REQUIREMENTS -> Repeat the listing that follows, character for character, minus the pictures.

++++++++

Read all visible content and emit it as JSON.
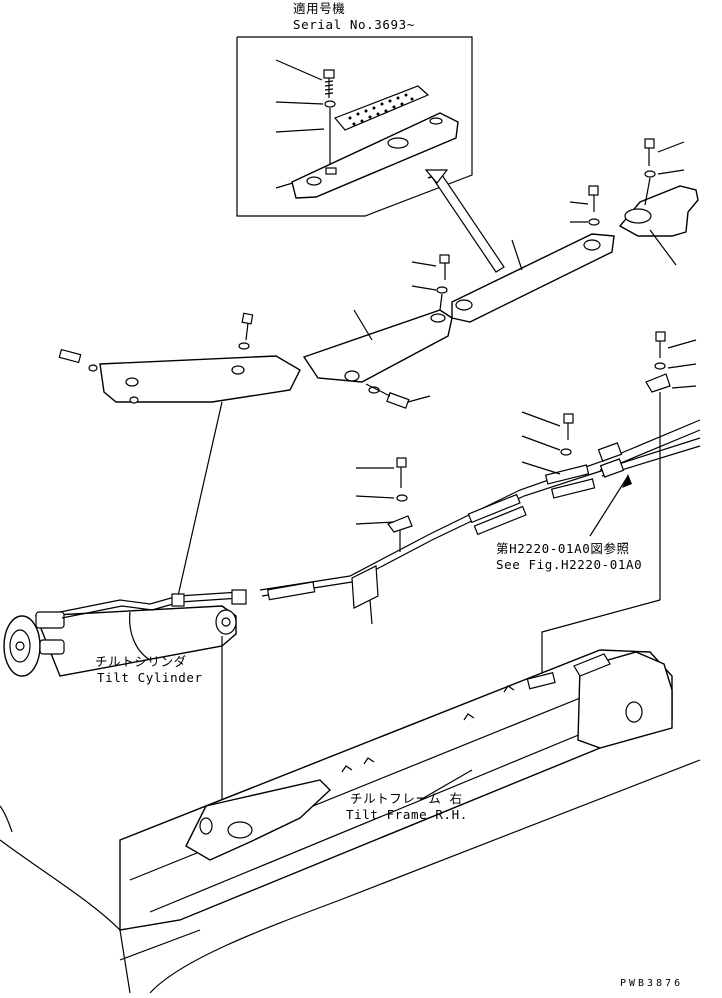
{
  "inset": {
    "title_jp": "適用号機",
    "title_en": "Serial No.3693~"
  },
  "labels": {
    "tilt_cylinder_jp": "チルトシリンダ",
    "tilt_cylinder_en": "Tilt Cylinder",
    "tilt_frame_jp": "チルトフレーム 右",
    "tilt_frame_en": "Tilt Frame R.H.",
    "ref_jp": "第H2220-01A0図参照",
    "ref_en": "See Fig.H2220-01A0"
  },
  "drawing_code": "PWB3876"
}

++++++++

TASK ANSWER ->
Read all visible content and emit it as JSON.
{
  "inset": {
    "title_jp": "適用号機",
    "title_en": "Serial No.3693~"
  },
  "labels": {
    "tilt_cylinder_jp": "チルトシリンダ",
    "tilt_cylinder_en": "Tilt Cylinder",
    "tilt_frame_jp": "チルトフレーム 右",
    "tilt_frame_en": "Tilt Frame R.H.",
    "ref_jp": "第H2220-01A0図参照",
    "ref_en": "See Fig.H2220-01A0"
  },
  "drawing_code": "PWB3876"
}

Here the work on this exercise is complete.